### Given problem:
The records below hold pictures; please leave those out and retype the rest exactly.

### Extracted data:
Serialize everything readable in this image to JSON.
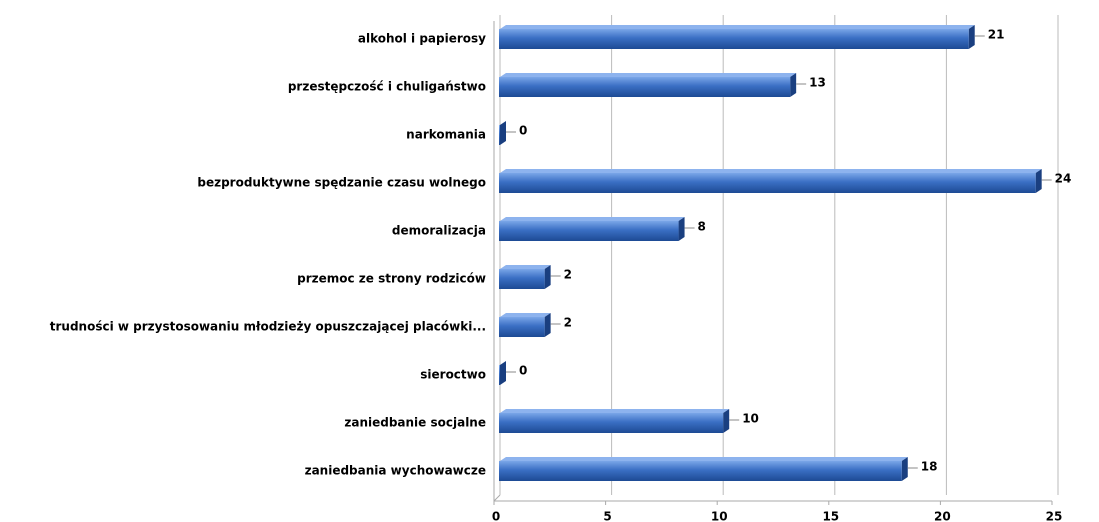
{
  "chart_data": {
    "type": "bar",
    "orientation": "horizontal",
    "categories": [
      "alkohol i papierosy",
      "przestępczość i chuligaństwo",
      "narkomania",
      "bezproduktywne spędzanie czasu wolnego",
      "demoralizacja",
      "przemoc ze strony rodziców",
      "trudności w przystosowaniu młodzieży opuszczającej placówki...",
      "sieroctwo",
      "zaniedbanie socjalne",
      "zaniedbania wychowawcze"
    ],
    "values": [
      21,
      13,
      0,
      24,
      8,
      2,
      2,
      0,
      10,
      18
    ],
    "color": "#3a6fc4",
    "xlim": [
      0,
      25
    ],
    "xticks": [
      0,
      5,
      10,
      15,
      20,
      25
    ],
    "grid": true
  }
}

### Solution below:
Serialize everything readable in this image to JSON.
{
  "chart_data": {
    "type": "bar",
    "orientation": "horizontal",
    "categories": [
      "alkohol i papierosy",
      "przestępczość i chuligaństwo",
      "narkomania",
      "bezproduktywne spędzanie czasu wolnego",
      "demoralizacja",
      "przemoc ze strony rodziców",
      "trudności w przystosowaniu młodzieży opuszczającej placówki...",
      "sieroctwo",
      "zaniedbanie socjalne",
      "zaniedbania wychowawcze"
    ],
    "values": [
      21,
      13,
      0,
      24,
      8,
      2,
      2,
      0,
      10,
      18
    ],
    "color": "#3a6fc4",
    "xlim": [
      0,
      25
    ],
    "xticks": [
      0,
      5,
      10,
      15,
      20,
      25
    ],
    "grid": true
  }
}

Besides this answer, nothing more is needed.